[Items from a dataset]
################
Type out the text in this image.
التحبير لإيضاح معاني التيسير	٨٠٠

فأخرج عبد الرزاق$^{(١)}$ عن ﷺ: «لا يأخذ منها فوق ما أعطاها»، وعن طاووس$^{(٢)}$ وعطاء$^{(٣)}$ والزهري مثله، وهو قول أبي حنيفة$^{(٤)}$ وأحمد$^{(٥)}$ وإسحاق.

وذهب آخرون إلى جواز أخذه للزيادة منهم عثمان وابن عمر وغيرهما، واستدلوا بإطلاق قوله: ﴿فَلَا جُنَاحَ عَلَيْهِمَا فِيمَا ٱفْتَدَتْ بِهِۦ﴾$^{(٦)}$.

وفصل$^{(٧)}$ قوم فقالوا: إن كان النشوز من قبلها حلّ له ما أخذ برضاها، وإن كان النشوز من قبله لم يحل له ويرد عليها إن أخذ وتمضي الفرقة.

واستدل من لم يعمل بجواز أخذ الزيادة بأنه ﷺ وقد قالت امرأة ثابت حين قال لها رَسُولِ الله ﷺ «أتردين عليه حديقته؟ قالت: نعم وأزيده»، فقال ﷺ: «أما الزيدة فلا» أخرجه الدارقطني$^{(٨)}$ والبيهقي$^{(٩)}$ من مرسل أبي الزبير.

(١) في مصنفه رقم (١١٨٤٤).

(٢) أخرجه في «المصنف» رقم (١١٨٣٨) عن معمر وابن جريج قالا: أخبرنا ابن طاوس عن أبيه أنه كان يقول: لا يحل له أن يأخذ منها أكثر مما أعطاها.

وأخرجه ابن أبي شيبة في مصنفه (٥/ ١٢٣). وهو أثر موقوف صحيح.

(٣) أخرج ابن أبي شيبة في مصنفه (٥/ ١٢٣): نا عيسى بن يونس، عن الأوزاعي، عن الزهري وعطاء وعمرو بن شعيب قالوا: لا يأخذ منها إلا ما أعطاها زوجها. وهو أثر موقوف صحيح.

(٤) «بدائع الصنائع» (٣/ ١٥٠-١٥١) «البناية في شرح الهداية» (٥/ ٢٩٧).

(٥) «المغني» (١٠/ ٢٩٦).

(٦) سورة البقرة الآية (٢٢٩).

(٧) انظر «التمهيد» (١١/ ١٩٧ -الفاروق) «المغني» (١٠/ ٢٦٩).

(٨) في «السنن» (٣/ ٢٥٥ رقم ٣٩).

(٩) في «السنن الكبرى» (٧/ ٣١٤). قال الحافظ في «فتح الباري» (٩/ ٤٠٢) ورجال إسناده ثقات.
################
• _Your objective_: Retype the data exactly as given.

• _Written response_:
Type out the text in this image.
التحبير لإيضاح معاني التيسير	٨٠٠

فأخرج عبد الرزاق$^{(١)}$ عن ﷺ: «لا يأخذ منها فوق ما أعطاها»، وعن طاووس$^{(٢)}$ وعطاء$^{(٣)}$ والزهري مثله، وهو قول أبي حنيفة$^{(٤)}$ وأحمد$^{(٥)}$ وإسحاق.

وذهب آخرون إلى جواز أخذه للزيادة منهم عثمان وابن عمر وغيرهما، واستدلوا بإطلاق قوله: ﴿فَلَا جُنَاحَ عَلَيْهِمَا فِيمَا ٱفْتَدَتْ بِهِۦ﴾$^{(٦)}$.

وفصل$^{(٧)}$ قوم فقالوا: إن كان النشوز من قبلها حلّ له ما أخذ برضاها، وإن كان النشوز من قبله لم يحل له ويرد عليها إن أخذ وتمضي الفرقة.

واستدل من لم يعمل بجواز أخذ الزيادة بأنه ﷺ وقد قالت امرأة ثابت حين قال لها رَسُولِ الله ﷺ «أتردين عليه حديقته؟ قالت: نعم وأزيده»، فقال ﷺ: «أما الزيدة فلا» أخرجه الدارقطني$^{(٨)}$ والبيهقي$^{(٩)}$ من مرسل أبي الزبير.

(١) في مصنفه رقم (١١٨٤٤).

(٢) أخرجه في «المصنف» رقم (١١٨٣٨) عن معمر وابن جريج قالا: أخبرنا ابن طاوس عن أبيه أنه كان يقول: لا يحل له أن يأخذ منها أكثر مما أعطاها.

وأخرجه ابن أبي شيبة في مصنفه (٥/ ١٢٣). وهو أثر موقوف صحيح.

(٣) أخرج ابن أبي شيبة في مصنفه (٥/ ١٢٣): نا عيسى بن يونس، عن الأوزاعي، عن الزهري وعطاء وعمرو بن شعيب قالوا: لا يأخذ منها إلا ما أعطاها زوجها. وهو أثر موقوف صحيح.

(٤) «بدائع الصنائع» (٣/ ١٥٠-١٥١) «البناية في شرح الهداية» (٥/ ٢٩٧).

(٥) «المغني» (١٠/ ٢٩٦).

(٦) سورة البقرة الآية (٢٢٩).

(٧) انظر «التمهيد» (١١/ ١٩٧ -الفاروق) «المغني» (١٠/ ٢٦٩).

(٨) في «السنن» (٣/ ٢٥٥ رقم ٣٩).

(٩) في «السنن الكبرى» (٧/ ٣١٤). قال الحافظ في «فتح الباري» (٩/ ٤٠٢) ورجال إسناده ثقات.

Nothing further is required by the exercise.